**Description of the task**
Reproduce each line of the listing exactly.

**Record set**
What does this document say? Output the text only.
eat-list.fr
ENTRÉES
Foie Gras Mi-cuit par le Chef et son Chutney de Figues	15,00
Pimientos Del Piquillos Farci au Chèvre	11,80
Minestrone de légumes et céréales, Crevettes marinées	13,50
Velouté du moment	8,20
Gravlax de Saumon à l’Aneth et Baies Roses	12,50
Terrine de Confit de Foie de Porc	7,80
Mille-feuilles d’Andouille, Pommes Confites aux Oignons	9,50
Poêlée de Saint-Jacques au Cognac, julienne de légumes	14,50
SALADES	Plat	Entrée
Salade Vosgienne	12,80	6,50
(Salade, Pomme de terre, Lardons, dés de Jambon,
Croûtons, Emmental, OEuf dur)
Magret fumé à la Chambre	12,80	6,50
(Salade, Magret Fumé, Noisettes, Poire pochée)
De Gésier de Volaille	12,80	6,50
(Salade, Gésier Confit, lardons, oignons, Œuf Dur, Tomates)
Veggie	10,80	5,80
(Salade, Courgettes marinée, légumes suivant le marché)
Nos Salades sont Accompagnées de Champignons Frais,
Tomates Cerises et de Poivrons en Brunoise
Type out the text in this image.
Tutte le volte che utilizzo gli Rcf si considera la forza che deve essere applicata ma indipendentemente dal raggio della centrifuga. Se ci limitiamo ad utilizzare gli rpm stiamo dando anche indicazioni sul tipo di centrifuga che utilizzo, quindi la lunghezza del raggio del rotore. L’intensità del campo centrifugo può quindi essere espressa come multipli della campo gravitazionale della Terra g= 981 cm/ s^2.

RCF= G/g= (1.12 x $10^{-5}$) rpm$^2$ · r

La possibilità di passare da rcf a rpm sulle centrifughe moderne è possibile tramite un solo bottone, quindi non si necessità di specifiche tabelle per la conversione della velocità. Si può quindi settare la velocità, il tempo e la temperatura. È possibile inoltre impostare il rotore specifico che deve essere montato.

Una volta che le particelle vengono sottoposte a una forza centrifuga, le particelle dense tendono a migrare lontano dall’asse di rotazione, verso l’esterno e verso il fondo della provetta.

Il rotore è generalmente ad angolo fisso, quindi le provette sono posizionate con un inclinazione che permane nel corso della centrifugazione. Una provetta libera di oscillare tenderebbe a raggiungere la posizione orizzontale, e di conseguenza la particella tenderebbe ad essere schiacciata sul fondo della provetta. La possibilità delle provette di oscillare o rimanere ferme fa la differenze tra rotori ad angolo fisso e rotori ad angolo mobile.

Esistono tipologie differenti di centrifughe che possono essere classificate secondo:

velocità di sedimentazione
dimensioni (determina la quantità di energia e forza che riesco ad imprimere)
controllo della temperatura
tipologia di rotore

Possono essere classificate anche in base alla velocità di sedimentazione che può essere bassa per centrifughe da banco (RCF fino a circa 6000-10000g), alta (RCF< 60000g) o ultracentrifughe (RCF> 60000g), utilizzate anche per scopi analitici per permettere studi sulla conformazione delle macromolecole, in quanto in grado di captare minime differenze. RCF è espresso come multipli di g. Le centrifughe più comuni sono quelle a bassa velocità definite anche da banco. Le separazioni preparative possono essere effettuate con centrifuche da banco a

**Exercise solution**
What does this document say? Output the text only.
eat-list.fr
ENTRÉES
Foie Gras Mi-cuit par le Chef et son Chutney de Figues	15,00
Pimientos Del Piquillos Farci au Chèvre	11,80
Minestrone de légumes et céréales, Crevettes marinées	13,50
Velouté du moment	8,20
Gravlax de Saumon à l’Aneth et Baies Roses	12,50
Terrine de Confit de Foie de Porc	7,80
Mille-feuilles d’Andouille, Pommes Confites aux Oignons	9,50
Poêlée de Saint-Jacques au Cognac, julienne de légumes	14,50
SALADES	Plat	Entrée
Salade Vosgienne	12,80	6,50
(Salade, Pomme de terre, Lardons, dés de Jambon,
Croûtons, Emmental, OEuf dur)
Magret fumé à la Chambre	12,80	6,50
(Salade, Magret Fumé, Noisettes, Poire pochée)
De Gésier de Volaille	12,80	6,50
(Salade, Gésier Confit, lardons, oignons, Œuf Dur, Tomates)
Veggie	10,80	5,80
(Salade, Courgettes marinée, légumes suivant le marché)
Nos Salades sont Accompagnées de Champignons Frais,
Tomates Cerises et de Poivrons en Brunoise
Type out the text in this image.
Tutte le volte che utilizzo gli Rcf si considera la forza che deve essere applicata ma indipendentemente dal raggio della centrifuga. Se ci limitiamo ad utilizzare gli rpm stiamo dando anche indicazioni sul tipo di centrifuga che utilizzo, quindi la lunghezza del raggio del rotore. L’intensità del campo centrifugo può quindi essere espressa come multipli della campo gravitazionale della Terra g= 981 cm/ s^2.

RCF= G/g= (1.12 x $10^{-5}$) rpm$^2$ · r

La possibilità di passare da rcf a rpm sulle centrifughe moderne è possibile tramite un solo bottone, quindi non si necessità di specifiche tabelle per la conversione della velocità. Si può quindi settare la velocità, il tempo e la temperatura. È possibile inoltre impostare il rotore specifico che deve essere montato.

Una volta che le particelle vengono sottoposte a una forza centrifuga, le particelle dense tendono a migrare lontano dall’asse di rotazione, verso l’esterno e verso il fondo della provetta.

Il rotore è generalmente ad angolo fisso, quindi le provette sono posizionate con un inclinazione che permane nel corso della centrifugazione. Una provetta libera di oscillare tenderebbe a raggiungere la posizione orizzontale, e di conseguenza la particella tenderebbe ad essere schiacciata sul fondo della provetta. La possibilità delle provette di oscillare o rimanere ferme fa la differenze tra rotori ad angolo fisso e rotori ad angolo mobile.

Esistono tipologie differenti di centrifughe che possono essere classificate secondo:

velocità di sedimentazione
dimensioni (determina la quantità di energia e forza che riesco ad imprimere)
controllo della temperatura
tipologia di rotore

Possono essere classificate anche in base alla velocità di sedimentazione che può essere bassa per centrifughe da banco (RCF fino a circa 6000-10000g), alta (RCF< 60000g) o ultracentrifughe (RCF> 60000g), utilizzate anche per scopi analitici per permettere studi sulla conformazione delle macromolecole, in quanto in grado di captare minime differenze. RCF è espresso come multipli di g. Le centrifughe più comuni sono quelle a bassa velocità definite anche da banco. Le separazioni preparative possono essere effettuate con centrifuche da banco a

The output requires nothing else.